# Raw data

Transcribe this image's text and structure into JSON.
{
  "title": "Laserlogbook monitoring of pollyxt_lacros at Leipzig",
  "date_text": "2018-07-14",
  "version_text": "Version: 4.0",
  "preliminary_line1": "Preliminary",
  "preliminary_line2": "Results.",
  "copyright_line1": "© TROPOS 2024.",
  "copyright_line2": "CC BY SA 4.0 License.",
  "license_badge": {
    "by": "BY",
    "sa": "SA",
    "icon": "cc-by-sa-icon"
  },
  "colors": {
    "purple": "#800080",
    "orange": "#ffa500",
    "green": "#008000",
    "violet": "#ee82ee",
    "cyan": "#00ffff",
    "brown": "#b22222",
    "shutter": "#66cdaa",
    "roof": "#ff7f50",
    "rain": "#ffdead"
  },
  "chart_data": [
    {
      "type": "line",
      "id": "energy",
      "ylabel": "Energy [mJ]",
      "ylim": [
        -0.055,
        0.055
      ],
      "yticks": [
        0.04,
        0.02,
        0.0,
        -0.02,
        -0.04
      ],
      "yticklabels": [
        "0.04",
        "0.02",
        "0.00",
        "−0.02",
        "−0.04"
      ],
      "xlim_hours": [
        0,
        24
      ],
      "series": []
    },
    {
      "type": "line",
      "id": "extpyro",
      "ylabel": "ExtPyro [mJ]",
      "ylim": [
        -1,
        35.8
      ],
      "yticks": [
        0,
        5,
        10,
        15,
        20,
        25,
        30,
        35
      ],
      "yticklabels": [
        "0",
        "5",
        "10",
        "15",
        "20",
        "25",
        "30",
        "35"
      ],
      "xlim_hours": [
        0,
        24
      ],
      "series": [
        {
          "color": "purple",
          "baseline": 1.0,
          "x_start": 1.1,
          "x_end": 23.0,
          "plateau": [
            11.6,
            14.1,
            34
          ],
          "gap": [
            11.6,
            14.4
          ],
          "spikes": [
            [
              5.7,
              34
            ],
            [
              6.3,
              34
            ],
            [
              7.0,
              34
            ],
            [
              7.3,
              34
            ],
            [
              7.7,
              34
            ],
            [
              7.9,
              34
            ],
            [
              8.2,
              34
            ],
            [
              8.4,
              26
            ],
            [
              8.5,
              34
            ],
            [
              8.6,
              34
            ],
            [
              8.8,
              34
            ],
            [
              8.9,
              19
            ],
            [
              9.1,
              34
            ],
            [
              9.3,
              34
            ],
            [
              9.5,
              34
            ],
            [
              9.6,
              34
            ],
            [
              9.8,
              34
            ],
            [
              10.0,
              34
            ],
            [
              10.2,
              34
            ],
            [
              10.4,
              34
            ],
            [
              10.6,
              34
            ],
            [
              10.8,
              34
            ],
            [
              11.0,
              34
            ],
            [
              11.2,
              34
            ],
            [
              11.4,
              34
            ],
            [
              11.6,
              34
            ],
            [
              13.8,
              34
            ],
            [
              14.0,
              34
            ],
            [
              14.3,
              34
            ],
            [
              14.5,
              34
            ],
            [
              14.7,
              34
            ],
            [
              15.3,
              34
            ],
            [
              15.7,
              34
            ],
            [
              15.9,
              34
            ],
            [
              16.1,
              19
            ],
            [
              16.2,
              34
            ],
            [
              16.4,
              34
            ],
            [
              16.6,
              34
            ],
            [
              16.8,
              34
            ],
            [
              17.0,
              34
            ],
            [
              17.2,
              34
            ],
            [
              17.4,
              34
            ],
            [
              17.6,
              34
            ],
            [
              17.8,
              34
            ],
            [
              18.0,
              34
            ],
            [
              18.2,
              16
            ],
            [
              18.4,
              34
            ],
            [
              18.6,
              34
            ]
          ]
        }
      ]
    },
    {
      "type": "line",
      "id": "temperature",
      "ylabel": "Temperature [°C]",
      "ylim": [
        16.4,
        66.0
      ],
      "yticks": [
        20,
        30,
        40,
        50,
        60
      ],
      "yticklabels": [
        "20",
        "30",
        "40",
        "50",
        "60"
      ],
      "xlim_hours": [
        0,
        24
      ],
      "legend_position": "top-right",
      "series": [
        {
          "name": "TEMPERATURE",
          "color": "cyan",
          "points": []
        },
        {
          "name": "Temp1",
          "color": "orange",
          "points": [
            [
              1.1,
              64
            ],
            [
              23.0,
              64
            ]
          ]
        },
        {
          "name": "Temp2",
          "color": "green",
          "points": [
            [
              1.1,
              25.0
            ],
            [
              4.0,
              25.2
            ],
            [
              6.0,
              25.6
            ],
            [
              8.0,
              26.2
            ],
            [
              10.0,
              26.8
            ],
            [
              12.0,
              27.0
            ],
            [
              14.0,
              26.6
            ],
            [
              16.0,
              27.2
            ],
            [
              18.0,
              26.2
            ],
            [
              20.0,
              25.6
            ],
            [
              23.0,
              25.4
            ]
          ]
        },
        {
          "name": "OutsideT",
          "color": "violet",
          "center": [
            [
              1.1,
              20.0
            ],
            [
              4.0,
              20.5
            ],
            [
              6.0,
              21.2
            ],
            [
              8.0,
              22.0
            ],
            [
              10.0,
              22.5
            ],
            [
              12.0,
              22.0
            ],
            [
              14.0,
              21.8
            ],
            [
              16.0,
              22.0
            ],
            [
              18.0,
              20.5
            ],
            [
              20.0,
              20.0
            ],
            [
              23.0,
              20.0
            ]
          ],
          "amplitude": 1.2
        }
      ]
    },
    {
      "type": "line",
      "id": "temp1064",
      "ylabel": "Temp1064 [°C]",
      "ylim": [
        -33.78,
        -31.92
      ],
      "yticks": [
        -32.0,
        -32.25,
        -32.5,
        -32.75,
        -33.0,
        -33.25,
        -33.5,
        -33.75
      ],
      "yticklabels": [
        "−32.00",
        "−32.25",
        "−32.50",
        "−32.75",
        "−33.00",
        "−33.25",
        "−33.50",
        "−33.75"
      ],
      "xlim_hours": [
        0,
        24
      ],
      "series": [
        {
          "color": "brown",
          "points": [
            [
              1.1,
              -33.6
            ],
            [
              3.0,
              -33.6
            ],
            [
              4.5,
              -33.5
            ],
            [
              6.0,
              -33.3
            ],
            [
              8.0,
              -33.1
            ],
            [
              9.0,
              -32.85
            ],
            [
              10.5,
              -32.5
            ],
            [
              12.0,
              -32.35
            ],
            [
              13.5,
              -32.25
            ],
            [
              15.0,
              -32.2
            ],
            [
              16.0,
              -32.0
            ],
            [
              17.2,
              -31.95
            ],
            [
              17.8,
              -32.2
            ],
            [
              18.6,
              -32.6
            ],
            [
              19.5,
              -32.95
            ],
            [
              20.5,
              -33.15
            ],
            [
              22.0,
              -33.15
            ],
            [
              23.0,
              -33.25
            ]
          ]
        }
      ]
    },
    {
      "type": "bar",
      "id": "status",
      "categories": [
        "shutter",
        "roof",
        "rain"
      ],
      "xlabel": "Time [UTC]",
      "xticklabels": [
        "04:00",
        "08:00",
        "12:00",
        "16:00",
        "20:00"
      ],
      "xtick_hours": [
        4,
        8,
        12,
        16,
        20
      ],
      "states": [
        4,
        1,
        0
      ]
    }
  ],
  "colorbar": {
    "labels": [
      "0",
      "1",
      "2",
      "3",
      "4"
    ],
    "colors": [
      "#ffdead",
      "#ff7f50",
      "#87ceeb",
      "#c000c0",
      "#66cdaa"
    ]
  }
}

# The exercise
Would you copy out each line exactly as written?

# Written reply
Transcribe this image's text and structure into JSON.
{
  "title": "Laserlogbook monitoring of pollyxt_lacros at Leipzig",
  "date_text": "2018-07-14",
  "version_text": "Version: 4.0",
  "preliminary_line1": "Preliminary",
  "preliminary_line2": "Results.",
  "copyright_line1": "© TROPOS 2024.",
  "copyright_line2": "CC BY SA 4.0 License.",
  "license_badge": {
    "by": "BY",
    "sa": "SA",
    "icon": "cc-by-sa-icon"
  },
  "colors": {
    "purple": "#800080",
    "orange": "#ffa500",
    "green": "#008000",
    "violet": "#ee82ee",
    "cyan": "#00ffff",
    "brown": "#b22222",
    "shutter": "#66cdaa",
    "roof": "#ff7f50",
    "rain": "#ffdead"
  },
  "chart_data": [
    {
      "type": "line",
      "id": "energy",
      "ylabel": "Energy [mJ]",
      "ylim": [
        -0.055,
        0.055
      ],
      "yticks": [
        0.04,
        0.02,
        0.0,
        -0.02,
        -0.04
      ],
      "yticklabels": [
        "0.04",
        "0.02",
        "0.00",
        "−0.02",
        "−0.04"
      ],
      "xlim_hours": [
        0,
        24
      ],
      "series": []
    },
    {
      "type": "line",
      "id": "extpyro",
      "ylabel": "ExtPyro [mJ]",
      "ylim": [
        -1,
        35.8
      ],
      "yticks": [
        0,
        5,
        10,
        15,
        20,
        25,
        30,
        35
      ],
      "yticklabels": [
        "0",
        "5",
        "10",
        "15",
        "20",
        "25",
        "30",
        "35"
      ],
      "xlim_hours": [
        0,
        24
      ],
      "series": [
        {
          "color": "purple",
          "baseline": 1.0,
          "x_start": 1.1,
          "x_end": 23.0,
          "plateau": [
            11.6,
            14.1,
            34
          ],
          "gap": [
            11.6,
            14.4
          ],
          "spikes": [
            [
              5.7,
              34
            ],
            [
              6.3,
              34
            ],
            [
              7.0,
              34
            ],
            [
              7.3,
              34
            ],
            [
              7.7,
              34
            ],
            [
              7.9,
              34
            ],
            [
              8.2,
              34
            ],
            [
              8.4,
              26
            ],
            [
              8.5,
              34
            ],
            [
              8.6,
              34
            ],
            [
              8.8,
              34
            ],
            [
              8.9,
              19
            ],
            [
              9.1,
              34
            ],
            [
              9.3,
              34
            ],
            [
              9.5,
              34
            ],
            [
              9.6,
              34
            ],
            [
              9.8,
              34
            ],
            [
              10.0,
              34
            ],
            [
              10.2,
              34
            ],
            [
              10.4,
              34
            ],
            [
              10.6,
              34
            ],
            [
              10.8,
              34
            ],
            [
              11.0,
              34
            ],
            [
              11.2,
              34
            ],
            [
              11.4,
              34
            ],
            [
              11.6,
              34
            ],
            [
              13.8,
              34
            ],
            [
              14.0,
              34
            ],
            [
              14.3,
              34
            ],
            [
              14.5,
              34
            ],
            [
              14.7,
              34
            ],
            [
              15.3,
              34
            ],
            [
              15.7,
              34
            ],
            [
              15.9,
              34
            ],
            [
              16.1,
              19
            ],
            [
              16.2,
              34
            ],
            [
              16.4,
              34
            ],
            [
              16.6,
              34
            ],
            [
              16.8,
              34
            ],
            [
              17.0,
              34
            ],
            [
              17.2,
              34
            ],
            [
              17.4,
              34
            ],
            [
              17.6,
              34
            ],
            [
              17.8,
              34
            ],
            [
              18.0,
              34
            ],
            [
              18.2,
              16
            ],
            [
              18.4,
              34
            ],
            [
              18.6,
              34
            ]
          ]
        }
      ]
    },
    {
      "type": "line",
      "id": "temperature",
      "ylabel": "Temperature [°C]",
      "ylim": [
        16.4,
        66.0
      ],
      "yticks": [
        20,
        30,
        40,
        50,
        60
      ],
      "yticklabels": [
        "20",
        "30",
        "40",
        "50",
        "60"
      ],
      "xlim_hours": [
        0,
        24
      ],
      "legend_position": "top-right",
      "series": [
        {
          "name": "TEMPERATURE",
          "color": "cyan",
          "points": []
        },
        {
          "name": "Temp1",
          "color": "orange",
          "points": [
            [
              1.1,
              64
            ],
            [
              23.0,
              64
            ]
          ]
        },
        {
          "name": "Temp2",
          "color": "green",
          "points": [
            [
              1.1,
              25.0
            ],
            [
              4.0,
              25.2
            ],
            [
              6.0,
              25.6
            ],
            [
              8.0,
              26.2
            ],
            [
              10.0,
              26.8
            ],
            [
              12.0,
              27.0
            ],
            [
              14.0,
              26.6
            ],
            [
              16.0,
              27.2
            ],
            [
              18.0,
              26.2
            ],
            [
              20.0,
              25.6
            ],
            [
              23.0,
              25.4
            ]
          ]
        },
        {
          "name": "OutsideT",
          "color": "violet",
          "center": [
            [
              1.1,
              20.0
            ],
            [
              4.0,
              20.5
            ],
            [
              6.0,
              21.2
            ],
            [
              8.0,
              22.0
            ],
            [
              10.0,
              22.5
            ],
            [
              12.0,
              22.0
            ],
            [
              14.0,
              21.8
            ],
            [
              16.0,
              22.0
            ],
            [
              18.0,
              20.5
            ],
            [
              20.0,
              20.0
            ],
            [
              23.0,
              20.0
            ]
          ],
          "amplitude": 1.2
        }
      ]
    },
    {
      "type": "line",
      "id": "temp1064",
      "ylabel": "Temp1064 [°C]",
      "ylim": [
        -33.78,
        -31.92
      ],
      "yticks": [
        -32.0,
        -32.25,
        -32.5,
        -32.75,
        -33.0,
        -33.25,
        -33.5,
        -33.75
      ],
      "yticklabels": [
        "−32.00",
        "−32.25",
        "−32.50",
        "−32.75",
        "−33.00",
        "−33.25",
        "−33.50",
        "−33.75"
      ],
      "xlim_hours": [
        0,
        24
      ],
      "series": [
        {
          "color": "brown",
          "points": [
            [
              1.1,
              -33.6
            ],
            [
              3.0,
              -33.6
            ],
            [
              4.5,
              -33.5
            ],
            [
              6.0,
              -33.3
            ],
            [
              8.0,
              -33.1
            ],
            [
              9.0,
              -32.85
            ],
            [
              10.5,
              -32.5
            ],
            [
              12.0,
              -32.35
            ],
            [
              13.5,
              -32.25
            ],
            [
              15.0,
              -32.2
            ],
            [
              16.0,
              -32.0
            ],
            [
              17.2,
              -31.95
            ],
            [
              17.8,
              -32.2
            ],
            [
              18.6,
              -32.6
            ],
            [
              19.5,
              -32.95
            ],
            [
              20.5,
              -33.15
            ],
            [
              22.0,
              -33.15
            ],
            [
              23.0,
              -33.25
            ]
          ]
        }
      ]
    },
    {
      "type": "bar",
      "id": "status",
      "categories": [
        "shutter",
        "roof",
        "rain"
      ],
      "xlabel": "Time [UTC]",
      "xticklabels": [
        "04:00",
        "08:00",
        "12:00",
        "16:00",
        "20:00"
      ],
      "xtick_hours": [
        4,
        8,
        12,
        16,
        20
      ],
      "states": [
        4,
        1,
        0
      ]
    }
  ],
  "colorbar": {
    "labels": [
      "0",
      "1",
      "2",
      "3",
      "4"
    ],
    "colors": [
      "#ffdead",
      "#ff7f50",
      "#87ceeb",
      "#c000c0",
      "#66cdaa"
    ]
  }
}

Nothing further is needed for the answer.